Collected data
+++

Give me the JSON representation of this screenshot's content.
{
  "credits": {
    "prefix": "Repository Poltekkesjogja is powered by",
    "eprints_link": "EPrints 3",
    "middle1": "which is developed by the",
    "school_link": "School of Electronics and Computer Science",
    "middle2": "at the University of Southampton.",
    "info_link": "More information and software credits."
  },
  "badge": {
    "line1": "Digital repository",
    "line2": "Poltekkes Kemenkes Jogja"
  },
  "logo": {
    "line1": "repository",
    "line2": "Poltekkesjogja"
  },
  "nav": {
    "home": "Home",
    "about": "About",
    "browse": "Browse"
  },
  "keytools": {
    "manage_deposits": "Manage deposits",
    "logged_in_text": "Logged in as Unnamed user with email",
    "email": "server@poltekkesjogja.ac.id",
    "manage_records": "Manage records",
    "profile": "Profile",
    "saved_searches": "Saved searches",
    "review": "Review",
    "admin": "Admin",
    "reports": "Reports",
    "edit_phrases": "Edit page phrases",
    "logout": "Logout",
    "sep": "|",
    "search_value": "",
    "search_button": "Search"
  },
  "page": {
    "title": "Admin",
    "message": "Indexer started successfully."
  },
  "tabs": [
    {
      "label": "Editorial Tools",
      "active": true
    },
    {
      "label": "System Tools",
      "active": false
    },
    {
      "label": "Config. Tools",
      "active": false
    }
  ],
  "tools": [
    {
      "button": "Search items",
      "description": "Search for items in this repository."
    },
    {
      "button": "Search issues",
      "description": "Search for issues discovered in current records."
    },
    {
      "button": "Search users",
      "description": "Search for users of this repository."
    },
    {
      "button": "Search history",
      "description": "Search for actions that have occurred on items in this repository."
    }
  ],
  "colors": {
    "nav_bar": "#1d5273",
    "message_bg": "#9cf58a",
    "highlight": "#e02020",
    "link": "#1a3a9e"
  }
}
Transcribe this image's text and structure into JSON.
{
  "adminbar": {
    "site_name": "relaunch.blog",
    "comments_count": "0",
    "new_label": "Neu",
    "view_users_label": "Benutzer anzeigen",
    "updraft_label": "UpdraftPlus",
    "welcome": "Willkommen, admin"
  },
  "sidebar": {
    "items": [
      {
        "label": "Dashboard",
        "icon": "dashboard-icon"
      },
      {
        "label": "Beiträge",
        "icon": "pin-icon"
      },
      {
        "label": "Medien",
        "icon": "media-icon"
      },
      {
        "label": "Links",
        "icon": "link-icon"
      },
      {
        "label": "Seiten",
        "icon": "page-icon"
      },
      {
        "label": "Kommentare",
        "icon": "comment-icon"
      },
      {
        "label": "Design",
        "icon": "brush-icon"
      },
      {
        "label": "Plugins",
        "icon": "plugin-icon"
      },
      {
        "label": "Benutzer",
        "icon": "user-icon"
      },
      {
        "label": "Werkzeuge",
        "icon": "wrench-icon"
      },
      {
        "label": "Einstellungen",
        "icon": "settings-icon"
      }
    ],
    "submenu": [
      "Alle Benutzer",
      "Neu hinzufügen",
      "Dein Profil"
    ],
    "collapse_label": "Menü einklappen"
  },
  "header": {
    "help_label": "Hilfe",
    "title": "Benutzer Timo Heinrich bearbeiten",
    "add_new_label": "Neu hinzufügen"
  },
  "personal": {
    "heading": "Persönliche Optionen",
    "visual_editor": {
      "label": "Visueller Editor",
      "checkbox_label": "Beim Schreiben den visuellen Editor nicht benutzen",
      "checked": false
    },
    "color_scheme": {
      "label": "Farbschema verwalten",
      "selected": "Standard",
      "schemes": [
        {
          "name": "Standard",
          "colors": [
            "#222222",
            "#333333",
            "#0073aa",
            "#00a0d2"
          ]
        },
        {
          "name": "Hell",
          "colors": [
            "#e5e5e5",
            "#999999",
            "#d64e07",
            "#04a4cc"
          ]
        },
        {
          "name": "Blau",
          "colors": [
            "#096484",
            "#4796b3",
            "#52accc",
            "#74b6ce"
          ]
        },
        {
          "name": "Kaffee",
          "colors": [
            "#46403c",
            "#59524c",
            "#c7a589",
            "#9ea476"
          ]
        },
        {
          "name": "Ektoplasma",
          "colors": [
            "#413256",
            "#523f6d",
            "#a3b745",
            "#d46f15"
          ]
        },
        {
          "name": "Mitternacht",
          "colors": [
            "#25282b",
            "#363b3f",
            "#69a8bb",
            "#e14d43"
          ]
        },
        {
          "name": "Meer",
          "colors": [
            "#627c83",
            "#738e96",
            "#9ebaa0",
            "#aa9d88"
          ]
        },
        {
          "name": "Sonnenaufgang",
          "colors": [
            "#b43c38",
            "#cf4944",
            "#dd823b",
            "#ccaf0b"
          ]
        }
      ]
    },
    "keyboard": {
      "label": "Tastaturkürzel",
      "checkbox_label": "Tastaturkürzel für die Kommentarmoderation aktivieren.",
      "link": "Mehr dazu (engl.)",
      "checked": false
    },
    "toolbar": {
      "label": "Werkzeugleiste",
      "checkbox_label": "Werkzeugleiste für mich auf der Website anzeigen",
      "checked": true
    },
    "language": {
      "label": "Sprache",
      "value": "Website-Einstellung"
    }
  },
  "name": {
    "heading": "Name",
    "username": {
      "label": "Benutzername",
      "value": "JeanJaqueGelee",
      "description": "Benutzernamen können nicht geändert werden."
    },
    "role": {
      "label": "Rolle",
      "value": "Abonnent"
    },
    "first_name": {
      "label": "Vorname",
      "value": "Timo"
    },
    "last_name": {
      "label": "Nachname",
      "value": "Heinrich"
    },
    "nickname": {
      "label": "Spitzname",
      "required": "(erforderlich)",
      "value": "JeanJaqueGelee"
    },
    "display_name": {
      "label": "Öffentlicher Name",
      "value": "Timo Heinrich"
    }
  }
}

+++

Task instructions> Reproduce the full set of records precisely.

Solution to the exercise>
Give me the JSON representation of this screenshot's content.
{
  "credits": {
    "prefix": "Repository Poltekkesjogja is powered by",
    "eprints_link": "EPrints 3",
    "middle1": "which is developed by the",
    "school_link": "School of Electronics and Computer Science",
    "middle2": "at the University of Southampton.",
    "info_link": "More information and software credits."
  },
  "badge": {
    "line1": "Digital repository",
    "line2": "Poltekkes Kemenkes Jogja"
  },
  "logo": {
    "line1": "repository",
    "line2": "Poltekkesjogja"
  },
  "nav": {
    "home": "Home",
    "about": "About",
    "browse": "Browse"
  },
  "keytools": {
    "manage_deposits": "Manage deposits",
    "logged_in_text": "Logged in as Unnamed user with email",
    "email": "server@poltekkesjogja.ac.id",
    "manage_records": "Manage records",
    "profile": "Profile",
    "saved_searches": "Saved searches",
    "review": "Review",
    "admin": "Admin",
    "reports": "Reports",
    "edit_phrases": "Edit page phrases",
    "logout": "Logout",
    "sep": "|",
    "search_value": "",
    "search_button": "Search"
  },
  "page": {
    "title": "Admin",
    "message": "Indexer started successfully."
  },
  "tabs": [
    {
      "label": "Editorial Tools",
      "active": true
    },
    {
      "label": "System Tools",
      "active": false
    },
    {
      "label": "Config. Tools",
      "active": false
    }
  ],
  "tools": [
    {
      "button": "Search items",
      "description": "Search for items in this repository."
    },
    {
      "button": "Search issues",
      "description": "Search for issues discovered in current records."
    },
    {
      "button": "Search users",
      "description": "Search for users of this repository."
    },
    {
      "button": "Search history",
      "description": "Search for actions that have occurred on items in this repository."
    }
  ],
  "colors": {
    "nav_bar": "#1d5273",
    "message_bg": "#9cf58a",
    "highlight": "#e02020",
    "link": "#1a3a9e"
  }
}
Transcribe this image's text and structure into JSON.
{
  "adminbar": {
    "site_name": "relaunch.blog",
    "comments_count": "0",
    "new_label": "Neu",
    "view_users_label": "Benutzer anzeigen",
    "updraft_label": "UpdraftPlus",
    "welcome": "Willkommen, admin"
  },
  "sidebar": {
    "items": [
      {
        "label": "Dashboard",
        "icon": "dashboard-icon"
      },
      {
        "label": "Beiträge",
        "icon": "pin-icon"
      },
      {
        "label": "Medien",
        "icon": "media-icon"
      },
      {
        "label": "Links",
        "icon": "link-icon"
      },
      {
        "label": "Seiten",
        "icon": "page-icon"
      },
      {
        "label": "Kommentare",
        "icon": "comment-icon"
      },
      {
        "label": "Design",
        "icon": "brush-icon"
      },
      {
        "label": "Plugins",
        "icon": "plugin-icon"
      },
      {
        "label": "Benutzer",
        "icon": "user-icon"
      },
      {
        "label": "Werkzeuge",
        "icon": "wrench-icon"
      },
      {
        "label": "Einstellungen",
        "icon": "settings-icon"
      }
    ],
    "submenu": [
      "Alle Benutzer",
      "Neu hinzufügen",
      "Dein Profil"
    ],
    "collapse_label": "Menü einklappen"
  },
  "header": {
    "help_label": "Hilfe",
    "title": "Benutzer Timo Heinrich bearbeiten",
    "add_new_label": "Neu hinzufügen"
  },
  "personal": {
    "heading": "Persönliche Optionen",
    "visual_editor": {
      "label": "Visueller Editor",
      "checkbox_label": "Beim Schreiben den visuellen Editor nicht benutzen",
      "checked": false
    },
    "color_scheme": {
      "label": "Farbschema verwalten",
      "selected": "Standard",
      "schemes": [
        {
          "name": "Standard",
          "colors": [
            "#222222",
            "#333333",
            "#0073aa",
            "#00a0d2"
          ]
        },
        {
          "name": "Hell",
          "colors": [
            "#e5e5e5",
            "#999999",
            "#d64e07",
            "#04a4cc"
          ]
        },
        {
          "name": "Blau",
          "colors": [
            "#096484",
            "#4796b3",
            "#52accc",
            "#74b6ce"
          ]
        },
        {
          "name": "Kaffee",
          "colors": [
            "#46403c",
            "#59524c",
            "#c7a589",
            "#9ea476"
          ]
        },
        {
          "name": "Ektoplasma",
          "colors": [
            "#413256",
            "#523f6d",
            "#a3b745",
            "#d46f15"
          ]
        },
        {
          "name": "Mitternacht",
          "colors": [
            "#25282b",
            "#363b3f",
            "#69a8bb",
            "#e14d43"
          ]
        },
        {
          "name": "Meer",
          "colors": [
            "#627c83",
            "#738e96",
            "#9ebaa0",
            "#aa9d88"
          ]
        },
        {
          "name": "Sonnenaufgang",
          "colors": [
            "#b43c38",
            "#cf4944",
            "#dd823b",
            "#ccaf0b"
          ]
        }
      ]
    },
    "keyboard": {
      "label": "Tastaturkürzel",
      "checkbox_label": "Tastaturkürzel für die Kommentarmoderation aktivieren.",
      "link": "Mehr dazu (engl.)",
      "checked": false
    },
    "toolbar": {
      "label": "Werkzeugleiste",
      "checkbox_label": "Werkzeugleiste für mich auf der Website anzeigen",
      "checked": true
    },
    "language": {
      "label": "Sprache",
      "value": "Website-Einstellung"
    }
  },
  "name": {
    "heading": "Name",
    "username": {
      "label": "Benutzername",
      "value": "JeanJaqueGelee",
      "description": "Benutzernamen können nicht geändert werden."
    },
    "role": {
      "label": "Rolle",
      "value": "Abonnent"
    },
    "first_name": {
      "label": "Vorname",
      "value": "Timo"
    },
    "last_name": {
      "label": "Nachname",
      "value": "Heinrich"
    },
    "nickname": {
      "label": "Spitzname",
      "required": "(erforderlich)",
      "value": "JeanJaqueGelee"
    },
    "display_name": {
      "label": "Öffentlicher Name",
      "value": "Timo Heinrich"
    }
  }
}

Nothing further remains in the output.